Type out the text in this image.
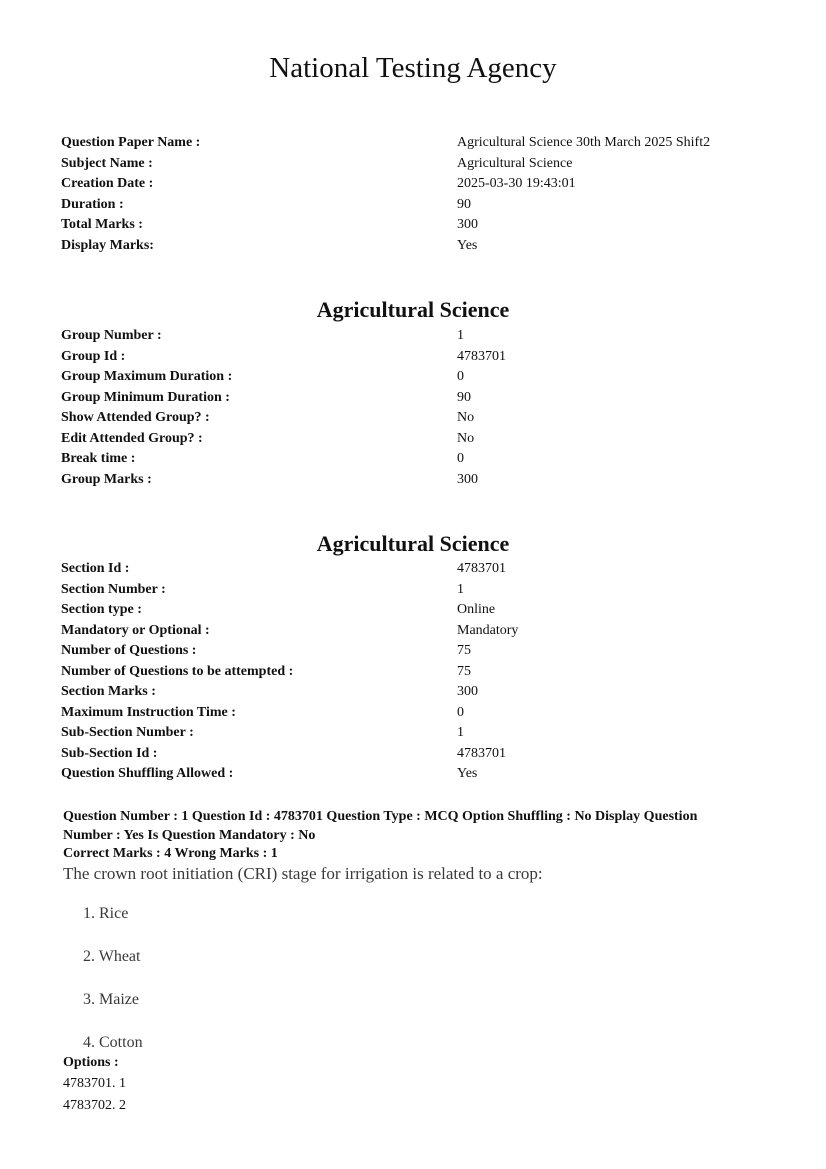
National Testing Agency
Question Paper Name :	Agricultural Science 30th March 2025 Shift2
Subject Name :	Agricultural Science
Creation Date :	2025-03-30 19:43:01
Duration :	90
Total Marks :	300
Display Marks:	Yes
Agricultural Science
Group Number :	1
Group Id :	4783701
Group Maximum Duration :	0
Group Minimum Duration :	90
Show Attended Group? :	No
Edit Attended Group? :	No
Break time :	0
Group Marks :	300
Agricultural Science
Section Id :	4783701
Section Number :	1
Section type :	Online
Mandatory or Optional :	Mandatory
Number of Questions :	75
Number of Questions to be attempted :	75
Section Marks :	300
Maximum Instruction Time :	0
Sub-Section Number :	1
Sub-Section Id :	4783701
Question Shuffling Allowed :	Yes
Question Number : 1 Question Id : 4783701 Question Type : MCQ Option Shuffling : No Display Question
Number : Yes Is Question Mandatory : No
Correct Marks : 4 Wrong Marks : 1
The crown root initiation (CRI) stage for irrigation is related to a crop:
1. Rice
2. Wheat
3. Maize
4. Cotton
Options :
4783701. 1
4783702. 2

------------------------

**EXERCISE OBJECTIVE:** Return every line of the records exactly as given, pictures excluded.

**ANSWER TO THE EXERCISE:**
Type out the text in this image.
National Testing Agency
Question Paper Name :	Agricultural Science 30th March 2025 Shift2
Subject Name :	Agricultural Science
Creation Date :	2025-03-30 19:43:01
Duration :	90
Total Marks :	300
Display Marks:	Yes
Agricultural Science
Group Number :	1
Group Id :	4783701
Group Maximum Duration :	0
Group Minimum Duration :	90
Show Attended Group? :	No
Edit Attended Group? :	No
Break time :	0
Group Marks :	300
Agricultural Science
Section Id :	4783701
Section Number :	1
Section type :	Online
Mandatory or Optional :	Mandatory
Number of Questions :	75
Number of Questions to be attempted :	75
Section Marks :	300
Maximum Instruction Time :	0
Sub-Section Number :	1
Sub-Section Id :	4783701
Question Shuffling Allowed :	Yes
Question Number : 1 Question Id : 4783701 Question Type : MCQ Option Shuffling : No Display Question
Number : Yes Is Question Mandatory : No
Correct Marks : 4 Wrong Marks : 1
The crown root initiation (CRI) stage for irrigation is related to a crop:
1. Rice
2. Wheat
3. Maize
4. Cotton
Options :
4783701. 1
4783702. 2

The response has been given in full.